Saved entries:
───
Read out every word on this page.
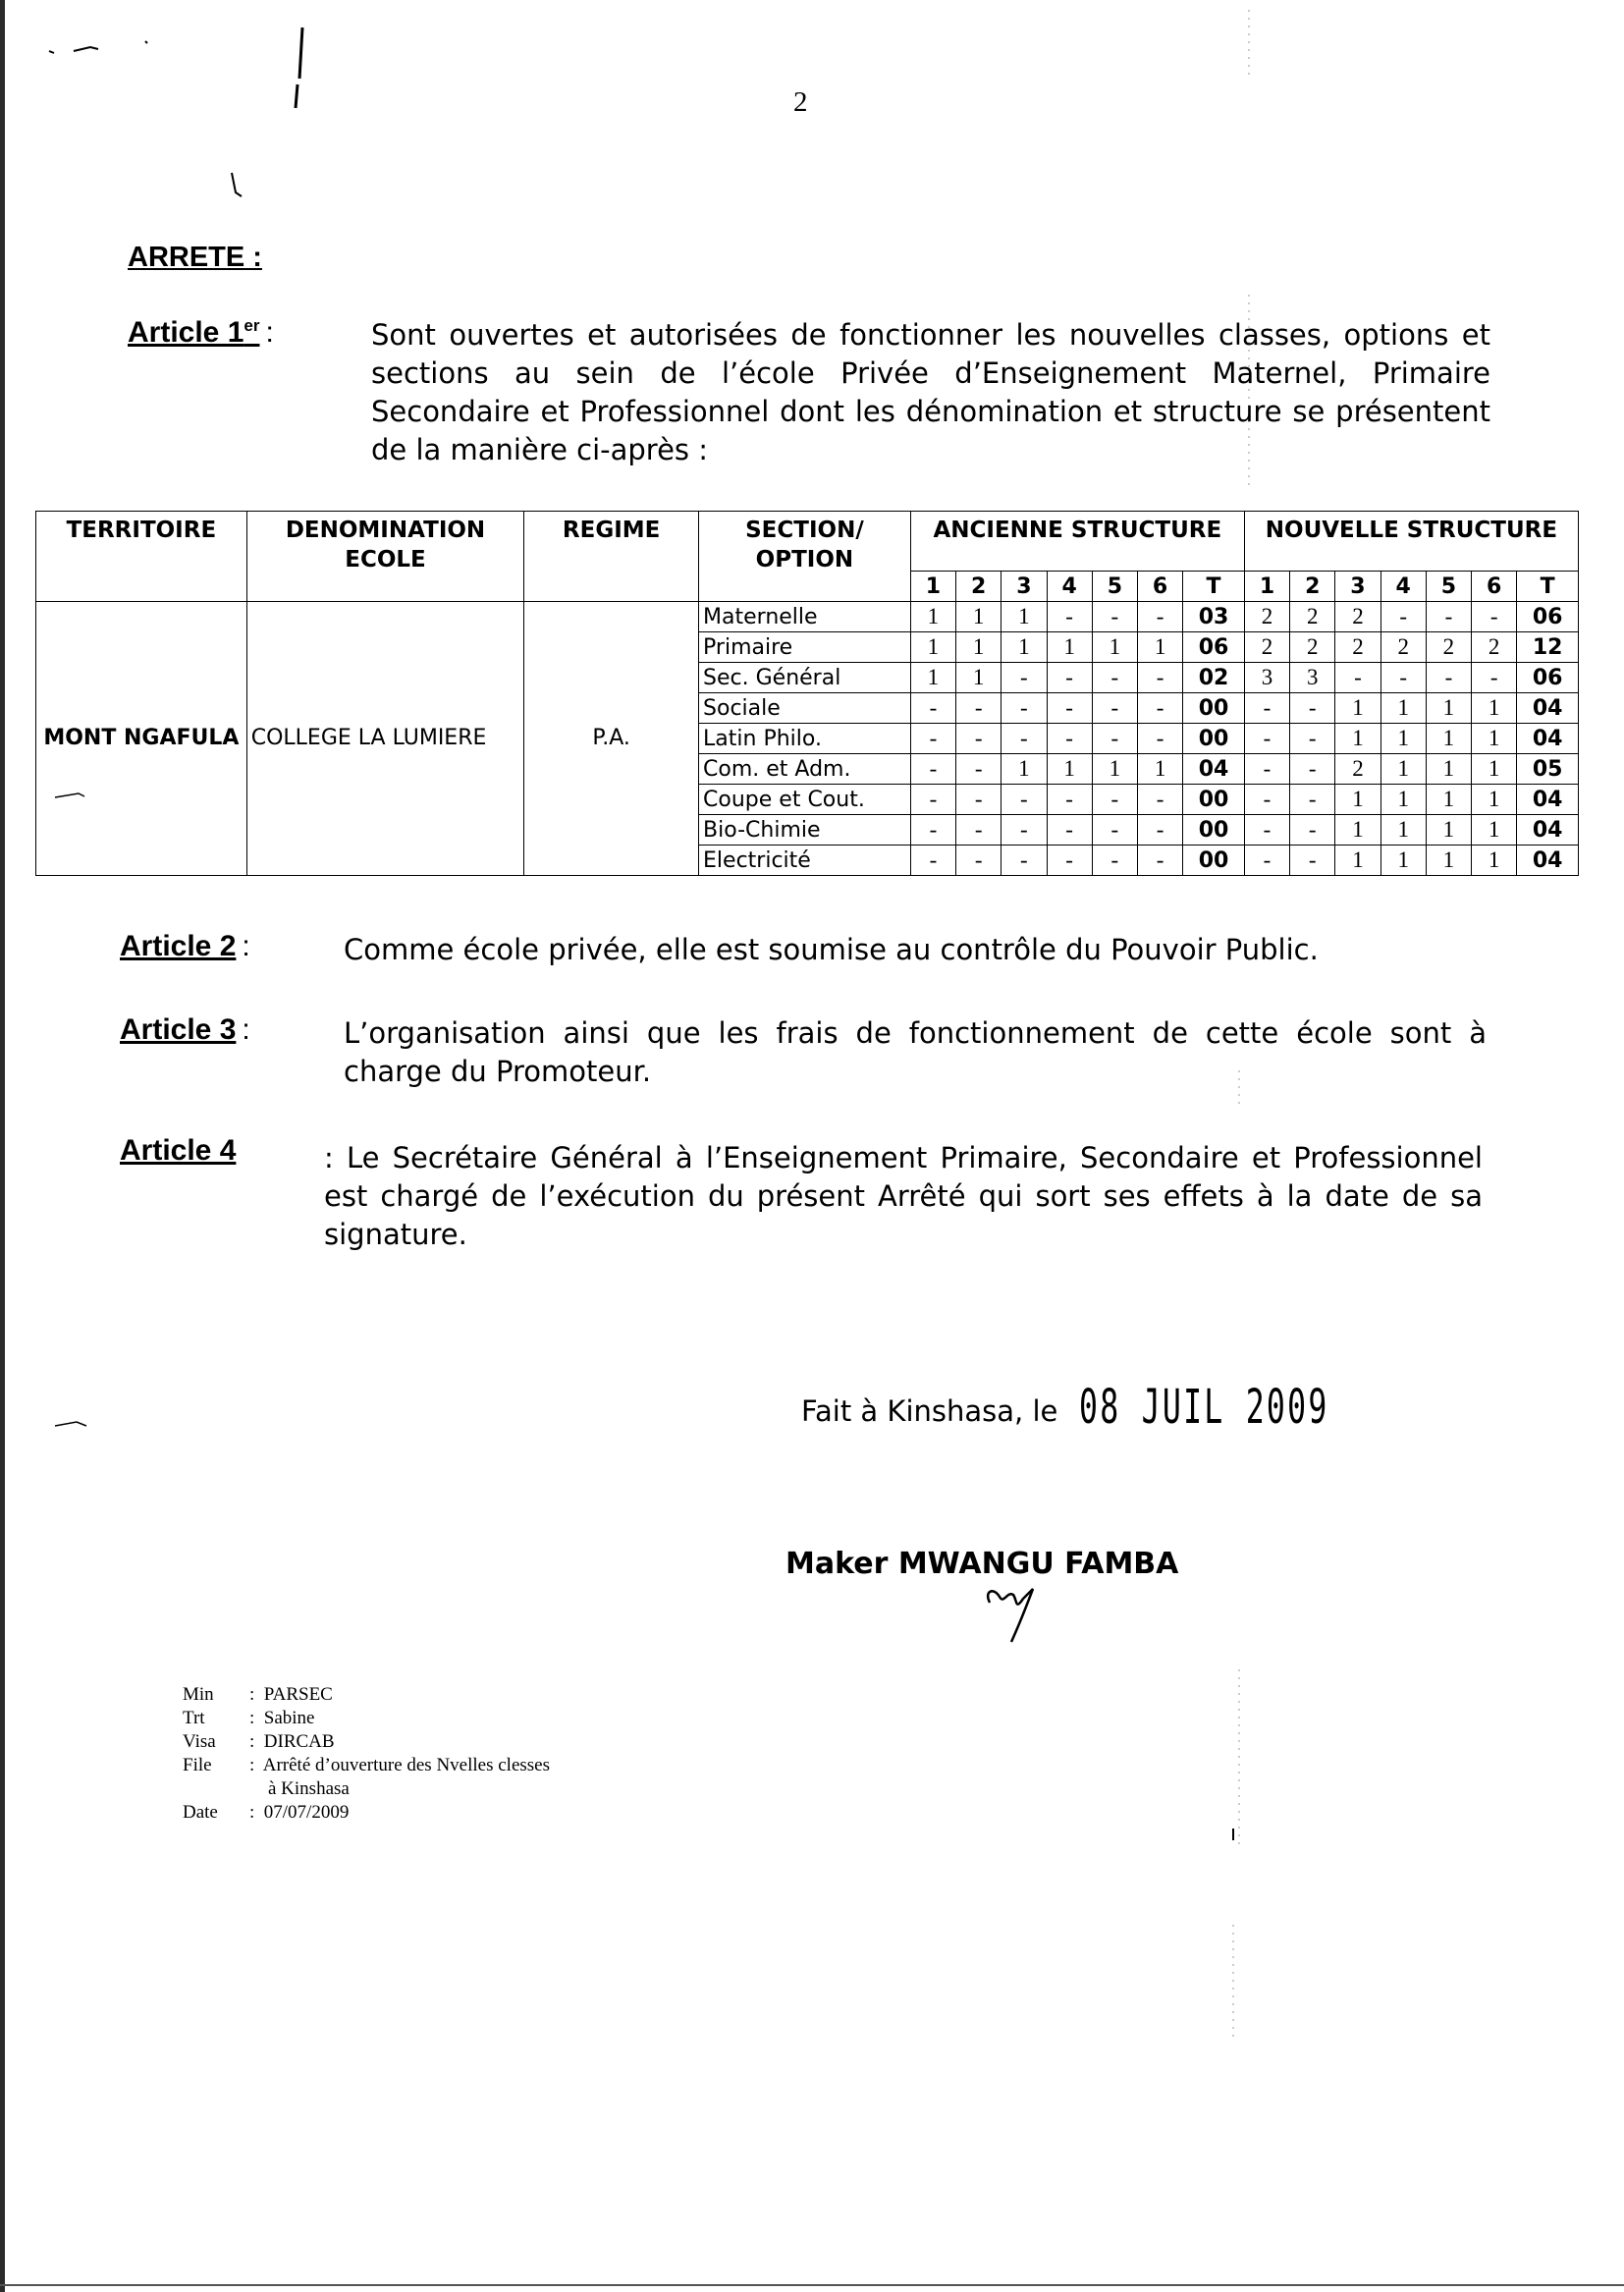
2
ARRETE :
Article 1er :	Sont ouvertes et autorisées de fonctionner les nouvelles classes, options et sections au sein de l’école Privée d’Enseignement Maternel, Primaire Secondaire et Professionnel dont les dénomination et structure se présentent de la manière ci-après :
TERRITOIRE	DENOMINATION ECOLE	REGIME	SECTION/ OPTION	ANCIENNE STRUCTURE							NOUVELLE STRUCTURE						
				1	2	3	4	5	6	T	1	2	3	4	5	6	T
MONT NGAFULA	COLLEGE LA LUMIERE	P.A.	Maternelle	1	1	1	-	-	-	03	2	2	2	-	-	-	06
			Primaire	1	1	1	1	1	1	06	2	2	2	2	2	2	12
			Sec. Général	1	1	-	-	-	-	02	3	3	-	-	-	-	06
			Sociale	-	-	-	-	-	-	00	-	-	1	1	1	1	04
			Latin Philo.	-	-	-	-	-	-	00	-	-	1	1	1	1	04
			Com. et Adm.	-	-	1	1	1	1	04	-	-	2	1	1	1	05
			Coupe et Cout.	-	-	-	-	-	-	00	-	-	1	1	1	1	04
			Bio-Chimie	-	-	-	-	-	-	00	-	-	1	1	1	1	04
			Electricité	-	-	-	-	-	-	00	-	-	1	1	1	1	04
Article 2 :	Comme école privée, elle est soumise au contrôle du Pouvoir Public.
Article 3 :	L’organisation ainsi que les frais de fonctionnement de cette école sont à charge du Promoteur.
Article 4	: Le Secrétaire Général à l’Enseignement Primaire, Secondaire et Professionnel est chargé de l’exécution du présent Arrêté qui sort ses effets à la date de sa signature.
Fait à Kinshasa, le 08 JUIL 2009
Maker MWANGU FAMBA
Min	:  PARSEC
Trt	:  Sabine
Visa	:  DIRCAB
File	:  Arrêté d’ouverture des Nvelles clesses
à Kinshasa
Date	:  07/07/2009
───
• [What is needed] Copy out every line where the word "Kinshasa" occurs.

• [Task solution]
Fait à Kinshasa, le 08 JUIL 2009
à Kinshasa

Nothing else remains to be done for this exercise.